START Task material

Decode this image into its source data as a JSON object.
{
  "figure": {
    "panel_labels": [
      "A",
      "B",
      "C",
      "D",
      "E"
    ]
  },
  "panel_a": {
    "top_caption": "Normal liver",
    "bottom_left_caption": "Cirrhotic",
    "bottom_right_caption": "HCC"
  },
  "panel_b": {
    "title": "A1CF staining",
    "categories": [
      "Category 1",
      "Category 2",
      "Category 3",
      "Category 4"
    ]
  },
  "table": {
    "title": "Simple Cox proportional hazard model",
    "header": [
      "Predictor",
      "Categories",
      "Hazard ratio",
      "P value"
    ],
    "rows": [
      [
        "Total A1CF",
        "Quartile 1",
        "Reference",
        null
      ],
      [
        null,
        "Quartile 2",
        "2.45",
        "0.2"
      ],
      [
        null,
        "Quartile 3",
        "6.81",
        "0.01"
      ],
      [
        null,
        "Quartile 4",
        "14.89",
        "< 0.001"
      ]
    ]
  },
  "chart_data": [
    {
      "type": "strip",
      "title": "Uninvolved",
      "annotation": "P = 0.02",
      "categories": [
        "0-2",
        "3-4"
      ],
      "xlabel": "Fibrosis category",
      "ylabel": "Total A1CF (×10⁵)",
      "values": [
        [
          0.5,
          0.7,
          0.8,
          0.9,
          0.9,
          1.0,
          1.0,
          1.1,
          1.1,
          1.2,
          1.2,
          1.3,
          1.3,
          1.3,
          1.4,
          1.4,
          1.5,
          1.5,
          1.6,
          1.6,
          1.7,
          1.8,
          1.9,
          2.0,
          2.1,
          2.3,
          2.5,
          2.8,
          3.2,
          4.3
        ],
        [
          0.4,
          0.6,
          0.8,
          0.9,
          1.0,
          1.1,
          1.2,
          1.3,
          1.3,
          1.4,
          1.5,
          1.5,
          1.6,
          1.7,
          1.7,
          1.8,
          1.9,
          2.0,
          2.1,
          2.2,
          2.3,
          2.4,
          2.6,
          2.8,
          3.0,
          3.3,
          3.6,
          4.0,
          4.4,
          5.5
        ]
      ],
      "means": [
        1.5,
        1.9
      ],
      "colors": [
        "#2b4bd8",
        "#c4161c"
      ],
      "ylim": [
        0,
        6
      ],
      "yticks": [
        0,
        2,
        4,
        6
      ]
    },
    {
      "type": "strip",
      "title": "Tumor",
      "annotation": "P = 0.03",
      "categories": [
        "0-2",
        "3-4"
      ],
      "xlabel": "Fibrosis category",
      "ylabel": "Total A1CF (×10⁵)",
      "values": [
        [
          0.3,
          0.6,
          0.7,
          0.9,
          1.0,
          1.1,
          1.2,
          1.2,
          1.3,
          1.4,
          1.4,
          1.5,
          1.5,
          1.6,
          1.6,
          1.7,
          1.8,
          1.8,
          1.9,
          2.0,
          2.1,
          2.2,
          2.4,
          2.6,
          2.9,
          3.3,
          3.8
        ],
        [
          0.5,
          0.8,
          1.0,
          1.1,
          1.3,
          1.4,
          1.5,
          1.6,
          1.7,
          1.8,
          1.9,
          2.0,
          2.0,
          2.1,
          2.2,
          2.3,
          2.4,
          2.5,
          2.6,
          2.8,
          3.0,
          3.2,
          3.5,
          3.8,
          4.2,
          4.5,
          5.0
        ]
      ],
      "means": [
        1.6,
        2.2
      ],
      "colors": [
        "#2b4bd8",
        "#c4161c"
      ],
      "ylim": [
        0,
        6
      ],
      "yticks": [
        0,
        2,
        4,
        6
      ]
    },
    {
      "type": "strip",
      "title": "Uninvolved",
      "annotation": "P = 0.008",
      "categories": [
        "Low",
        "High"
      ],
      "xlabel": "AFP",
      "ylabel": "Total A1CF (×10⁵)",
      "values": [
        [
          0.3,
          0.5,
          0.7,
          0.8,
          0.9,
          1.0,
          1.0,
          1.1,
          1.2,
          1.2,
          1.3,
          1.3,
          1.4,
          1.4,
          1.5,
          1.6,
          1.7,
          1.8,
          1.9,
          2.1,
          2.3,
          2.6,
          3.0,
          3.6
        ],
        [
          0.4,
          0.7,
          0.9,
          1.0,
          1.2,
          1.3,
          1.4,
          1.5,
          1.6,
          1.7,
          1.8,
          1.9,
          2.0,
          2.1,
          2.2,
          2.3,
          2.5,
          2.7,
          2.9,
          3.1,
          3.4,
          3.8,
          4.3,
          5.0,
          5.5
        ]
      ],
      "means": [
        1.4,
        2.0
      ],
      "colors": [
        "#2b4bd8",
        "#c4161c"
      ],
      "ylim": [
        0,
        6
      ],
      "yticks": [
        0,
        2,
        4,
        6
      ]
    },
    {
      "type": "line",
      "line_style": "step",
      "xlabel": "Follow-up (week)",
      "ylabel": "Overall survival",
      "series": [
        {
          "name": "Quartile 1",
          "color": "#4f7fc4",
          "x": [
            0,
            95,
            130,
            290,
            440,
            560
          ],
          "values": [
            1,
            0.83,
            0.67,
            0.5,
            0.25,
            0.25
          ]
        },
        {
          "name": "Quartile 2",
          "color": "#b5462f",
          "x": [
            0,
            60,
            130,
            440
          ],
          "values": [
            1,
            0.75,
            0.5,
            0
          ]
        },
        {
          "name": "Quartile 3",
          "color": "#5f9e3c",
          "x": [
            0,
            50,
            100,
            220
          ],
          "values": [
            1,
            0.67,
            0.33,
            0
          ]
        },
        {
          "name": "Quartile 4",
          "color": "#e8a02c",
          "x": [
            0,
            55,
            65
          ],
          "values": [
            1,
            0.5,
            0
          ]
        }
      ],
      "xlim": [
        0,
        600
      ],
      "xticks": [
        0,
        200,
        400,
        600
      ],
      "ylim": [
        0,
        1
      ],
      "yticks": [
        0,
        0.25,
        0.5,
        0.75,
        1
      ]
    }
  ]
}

END Task material

◆ **Problem statement**: Copy every line above without changes.

◆ **Result of this task**:
Decode this image into its source data as a JSON object.
{
  "figure": {
    "panel_labels": [
      "A",
      "B",
      "C",
      "D",
      "E"
    ]
  },
  "panel_a": {
    "top_caption": "Normal liver",
    "bottom_left_caption": "Cirrhotic",
    "bottom_right_caption": "HCC"
  },
  "panel_b": {
    "title": "A1CF staining",
    "categories": [
      "Category 1",
      "Category 2",
      "Category 3",
      "Category 4"
    ]
  },
  "table": {
    "title": "Simple Cox proportional hazard model",
    "header": [
      "Predictor",
      "Categories",
      "Hazard ratio",
      "P value"
    ],
    "rows": [
      [
        "Total A1CF",
        "Quartile 1",
        "Reference",
        null
      ],
      [
        null,
        "Quartile 2",
        "2.45",
        "0.2"
      ],
      [
        null,
        "Quartile 3",
        "6.81",
        "0.01"
      ],
      [
        null,
        "Quartile 4",
        "14.89",
        "< 0.001"
      ]
    ]
  },
  "chart_data": [
    {
      "type": "strip",
      "title": "Uninvolved",
      "annotation": "P = 0.02",
      "categories": [
        "0-2",
        "3-4"
      ],
      "xlabel": "Fibrosis category",
      "ylabel": "Total A1CF (×10⁵)",
      "values": [
        [
          0.5,
          0.7,
          0.8,
          0.9,
          0.9,
          1.0,
          1.0,
          1.1,
          1.1,
          1.2,
          1.2,
          1.3,
          1.3,
          1.3,
          1.4,
          1.4,
          1.5,
          1.5,
          1.6,
          1.6,
          1.7,
          1.8,
          1.9,
          2.0,
          2.1,
          2.3,
          2.5,
          2.8,
          3.2,
          4.3
        ],
        [
          0.4,
          0.6,
          0.8,
          0.9,
          1.0,
          1.1,
          1.2,
          1.3,
          1.3,
          1.4,
          1.5,
          1.5,
          1.6,
          1.7,
          1.7,
          1.8,
          1.9,
          2.0,
          2.1,
          2.2,
          2.3,
          2.4,
          2.6,
          2.8,
          3.0,
          3.3,
          3.6,
          4.0,
          4.4,
          5.5
        ]
      ],
      "means": [
        1.5,
        1.9
      ],
      "colors": [
        "#2b4bd8",
        "#c4161c"
      ],
      "ylim": [
        0,
        6
      ],
      "yticks": [
        0,
        2,
        4,
        6
      ]
    },
    {
      "type": "strip",
      "title": "Tumor",
      "annotation": "P = 0.03",
      "categories": [
        "0-2",
        "3-4"
      ],
      "xlabel": "Fibrosis category",
      "ylabel": "Total A1CF (×10⁵)",
      "values": [
        [
          0.3,
          0.6,
          0.7,
          0.9,
          1.0,
          1.1,
          1.2,
          1.2,
          1.3,
          1.4,
          1.4,
          1.5,
          1.5,
          1.6,
          1.6,
          1.7,
          1.8,
          1.8,
          1.9,
          2.0,
          2.1,
          2.2,
          2.4,
          2.6,
          2.9,
          3.3,
          3.8
        ],
        [
          0.5,
          0.8,
          1.0,
          1.1,
          1.3,
          1.4,
          1.5,
          1.6,
          1.7,
          1.8,
          1.9,
          2.0,
          2.0,
          2.1,
          2.2,
          2.3,
          2.4,
          2.5,
          2.6,
          2.8,
          3.0,
          3.2,
          3.5,
          3.8,
          4.2,
          4.5,
          5.0
        ]
      ],
      "means": [
        1.6,
        2.2
      ],
      "colors": [
        "#2b4bd8",
        "#c4161c"
      ],
      "ylim": [
        0,
        6
      ],
      "yticks": [
        0,
        2,
        4,
        6
      ]
    },
    {
      "type": "strip",
      "title": "Uninvolved",
      "annotation": "P = 0.008",
      "categories": [
        "Low",
        "High"
      ],
      "xlabel": "AFP",
      "ylabel": "Total A1CF (×10⁵)",
      "values": [
        [
          0.3,
          0.5,
          0.7,
          0.8,
          0.9,
          1.0,
          1.0,
          1.1,
          1.2,
          1.2,
          1.3,
          1.3,
          1.4,
          1.4,
          1.5,
          1.6,
          1.7,
          1.8,
          1.9,
          2.1,
          2.3,
          2.6,
          3.0,
          3.6
        ],
        [
          0.4,
          0.7,
          0.9,
          1.0,
          1.2,
          1.3,
          1.4,
          1.5,
          1.6,
          1.7,
          1.8,
          1.9,
          2.0,
          2.1,
          2.2,
          2.3,
          2.5,
          2.7,
          2.9,
          3.1,
          3.4,
          3.8,
          4.3,
          5.0,
          5.5
        ]
      ],
      "means": [
        1.4,
        2.0
      ],
      "colors": [
        "#2b4bd8",
        "#c4161c"
      ],
      "ylim": [
        0,
        6
      ],
      "yticks": [
        0,
        2,
        4,
        6
      ]
    },
    {
      "type": "line",
      "line_style": "step",
      "xlabel": "Follow-up (week)",
      "ylabel": "Overall survival",
      "series": [
        {
          "name": "Quartile 1",
          "color": "#4f7fc4",
          "x": [
            0,
            95,
            130,
            290,
            440,
            560
          ],
          "values": [
            1,
            0.83,
            0.67,
            0.5,
            0.25,
            0.25
          ]
        },
        {
          "name": "Quartile 2",
          "color": "#b5462f",
          "x": [
            0,
            60,
            130,
            440
          ],
          "values": [
            1,
            0.75,
            0.5,
            0
          ]
        },
        {
          "name": "Quartile 3",
          "color": "#5f9e3c",
          "x": [
            0,
            50,
            100,
            220
          ],
          "values": [
            1,
            0.67,
            0.33,
            0
          ]
        },
        {
          "name": "Quartile 4",
          "color": "#e8a02c",
          "x": [
            0,
            55,
            65
          ],
          "values": [
            1,
            0.5,
            0
          ]
        }
      ],
      "xlim": [
        0,
        600
      ],
      "xticks": [
        0,
        200,
        400,
        600
      ],
      "ylim": [
        0,
        1
      ],
      "yticks": [
        0,
        0.25,
        0.5,
        0.75,
        1
      ]
    }
  ]
}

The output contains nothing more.